→ **Dataset content**:
◇ ◇ ◇
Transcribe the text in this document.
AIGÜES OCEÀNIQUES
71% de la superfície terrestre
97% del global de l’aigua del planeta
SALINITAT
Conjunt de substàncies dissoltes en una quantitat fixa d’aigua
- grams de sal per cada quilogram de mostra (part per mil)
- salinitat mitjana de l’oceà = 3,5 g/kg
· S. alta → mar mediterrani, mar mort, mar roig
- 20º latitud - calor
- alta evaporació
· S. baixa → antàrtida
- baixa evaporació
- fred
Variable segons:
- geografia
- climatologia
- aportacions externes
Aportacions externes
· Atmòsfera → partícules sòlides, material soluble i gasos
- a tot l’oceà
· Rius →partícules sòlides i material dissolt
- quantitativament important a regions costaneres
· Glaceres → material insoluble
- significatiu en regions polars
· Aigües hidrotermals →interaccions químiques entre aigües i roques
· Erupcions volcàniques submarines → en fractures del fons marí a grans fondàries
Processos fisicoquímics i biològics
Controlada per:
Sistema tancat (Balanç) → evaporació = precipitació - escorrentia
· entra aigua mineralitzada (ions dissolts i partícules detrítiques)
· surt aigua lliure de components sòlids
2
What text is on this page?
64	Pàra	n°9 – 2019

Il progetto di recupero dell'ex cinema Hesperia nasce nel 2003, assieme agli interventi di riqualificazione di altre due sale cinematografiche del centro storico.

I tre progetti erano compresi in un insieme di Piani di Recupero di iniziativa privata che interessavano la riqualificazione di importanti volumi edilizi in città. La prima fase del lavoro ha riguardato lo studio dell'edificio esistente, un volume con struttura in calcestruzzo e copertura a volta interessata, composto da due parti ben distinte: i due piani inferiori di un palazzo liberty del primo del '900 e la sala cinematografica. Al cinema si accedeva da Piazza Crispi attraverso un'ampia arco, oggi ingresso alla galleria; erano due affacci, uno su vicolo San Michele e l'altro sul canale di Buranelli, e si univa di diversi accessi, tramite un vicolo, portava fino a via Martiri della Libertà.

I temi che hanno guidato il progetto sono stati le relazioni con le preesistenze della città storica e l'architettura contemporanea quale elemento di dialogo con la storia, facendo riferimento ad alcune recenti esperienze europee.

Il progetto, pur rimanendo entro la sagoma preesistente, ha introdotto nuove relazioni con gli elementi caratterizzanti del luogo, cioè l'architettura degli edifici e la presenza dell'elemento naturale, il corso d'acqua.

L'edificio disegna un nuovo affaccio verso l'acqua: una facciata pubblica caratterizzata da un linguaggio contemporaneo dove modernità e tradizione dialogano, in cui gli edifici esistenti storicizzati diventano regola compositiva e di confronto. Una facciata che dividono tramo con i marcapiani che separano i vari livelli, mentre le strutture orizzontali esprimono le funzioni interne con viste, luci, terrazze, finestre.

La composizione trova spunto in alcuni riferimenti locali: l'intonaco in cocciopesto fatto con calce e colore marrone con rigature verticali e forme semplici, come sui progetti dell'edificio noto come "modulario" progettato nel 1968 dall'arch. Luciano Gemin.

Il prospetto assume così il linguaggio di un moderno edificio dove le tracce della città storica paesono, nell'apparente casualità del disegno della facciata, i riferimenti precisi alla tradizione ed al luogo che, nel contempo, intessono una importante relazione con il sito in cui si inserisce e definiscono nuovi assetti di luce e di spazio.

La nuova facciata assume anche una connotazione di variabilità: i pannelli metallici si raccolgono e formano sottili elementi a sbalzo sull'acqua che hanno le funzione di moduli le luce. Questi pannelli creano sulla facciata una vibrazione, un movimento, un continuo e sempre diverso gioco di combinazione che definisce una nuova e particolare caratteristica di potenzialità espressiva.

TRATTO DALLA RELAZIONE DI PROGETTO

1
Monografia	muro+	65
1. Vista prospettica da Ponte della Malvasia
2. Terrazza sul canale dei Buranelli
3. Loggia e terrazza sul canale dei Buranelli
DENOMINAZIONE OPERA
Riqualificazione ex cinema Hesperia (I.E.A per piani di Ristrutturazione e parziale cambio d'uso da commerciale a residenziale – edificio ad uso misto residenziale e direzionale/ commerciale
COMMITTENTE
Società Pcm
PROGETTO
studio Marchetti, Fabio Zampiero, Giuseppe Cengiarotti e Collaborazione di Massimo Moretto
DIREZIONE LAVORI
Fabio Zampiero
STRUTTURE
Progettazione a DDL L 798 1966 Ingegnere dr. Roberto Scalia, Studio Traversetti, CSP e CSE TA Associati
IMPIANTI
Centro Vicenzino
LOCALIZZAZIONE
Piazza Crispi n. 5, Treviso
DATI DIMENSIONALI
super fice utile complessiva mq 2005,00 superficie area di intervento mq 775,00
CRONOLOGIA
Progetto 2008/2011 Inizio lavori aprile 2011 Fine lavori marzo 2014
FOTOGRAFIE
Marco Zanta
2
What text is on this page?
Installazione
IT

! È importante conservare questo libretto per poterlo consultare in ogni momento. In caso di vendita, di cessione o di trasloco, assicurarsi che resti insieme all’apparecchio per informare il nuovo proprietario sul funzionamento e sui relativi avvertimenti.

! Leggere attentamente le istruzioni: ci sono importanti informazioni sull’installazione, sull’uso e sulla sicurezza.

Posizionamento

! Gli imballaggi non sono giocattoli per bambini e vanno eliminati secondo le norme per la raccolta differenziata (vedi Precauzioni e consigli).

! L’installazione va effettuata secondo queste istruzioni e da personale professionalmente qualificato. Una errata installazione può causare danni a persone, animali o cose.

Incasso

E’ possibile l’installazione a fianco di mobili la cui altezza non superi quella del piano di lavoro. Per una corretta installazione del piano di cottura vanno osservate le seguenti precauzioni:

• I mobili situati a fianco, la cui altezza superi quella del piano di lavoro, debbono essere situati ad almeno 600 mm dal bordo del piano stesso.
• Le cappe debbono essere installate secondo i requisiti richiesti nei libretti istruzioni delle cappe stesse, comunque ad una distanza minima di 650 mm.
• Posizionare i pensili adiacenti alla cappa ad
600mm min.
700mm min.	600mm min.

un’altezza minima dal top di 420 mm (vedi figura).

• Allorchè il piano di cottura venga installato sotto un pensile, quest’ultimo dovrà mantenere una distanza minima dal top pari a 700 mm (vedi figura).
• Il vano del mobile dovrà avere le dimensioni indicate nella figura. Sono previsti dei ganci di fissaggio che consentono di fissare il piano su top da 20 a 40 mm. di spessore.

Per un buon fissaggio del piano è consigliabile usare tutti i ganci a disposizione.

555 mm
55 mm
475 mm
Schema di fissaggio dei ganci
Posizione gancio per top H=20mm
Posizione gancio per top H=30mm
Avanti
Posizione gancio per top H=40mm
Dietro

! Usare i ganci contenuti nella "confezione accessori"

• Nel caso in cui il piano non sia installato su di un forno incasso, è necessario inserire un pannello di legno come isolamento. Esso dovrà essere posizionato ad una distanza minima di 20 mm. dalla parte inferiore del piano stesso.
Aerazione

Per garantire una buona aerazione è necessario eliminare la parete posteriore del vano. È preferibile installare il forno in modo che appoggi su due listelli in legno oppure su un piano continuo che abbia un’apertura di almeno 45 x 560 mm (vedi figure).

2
◇ ◇ ◇
→ **Work to complete**: Scan the material and collect every line that contains "Piazza".

→ **Result of the exercise**:
I tre progetti erano compresi in un insieme di Piani di Recupero di iniziativa privata che interessavano la riqualificazione di importanti volumi edilizi in città. La prima fase del lavoro ha riguardato lo studio dell'edificio esistente, un volume con struttura in calcestruzzo e copertura a volta interessata, composto da due parti ben distinte: i due piani inferiori di un palazzo liberty del primo del '900 e la sala cinematografica. Al cinema si accedeva da Piazza Crispi attraverso un'ampia arco, oggi ingresso alla galleria; erano due affacci, uno su vicolo San Michele e l'altro sul canale di Buranelli, e si univa di diversi accessi, tramite un vicolo, portava fino a via Martiri della Libertà.
Piazza Crispi n. 5, Treviso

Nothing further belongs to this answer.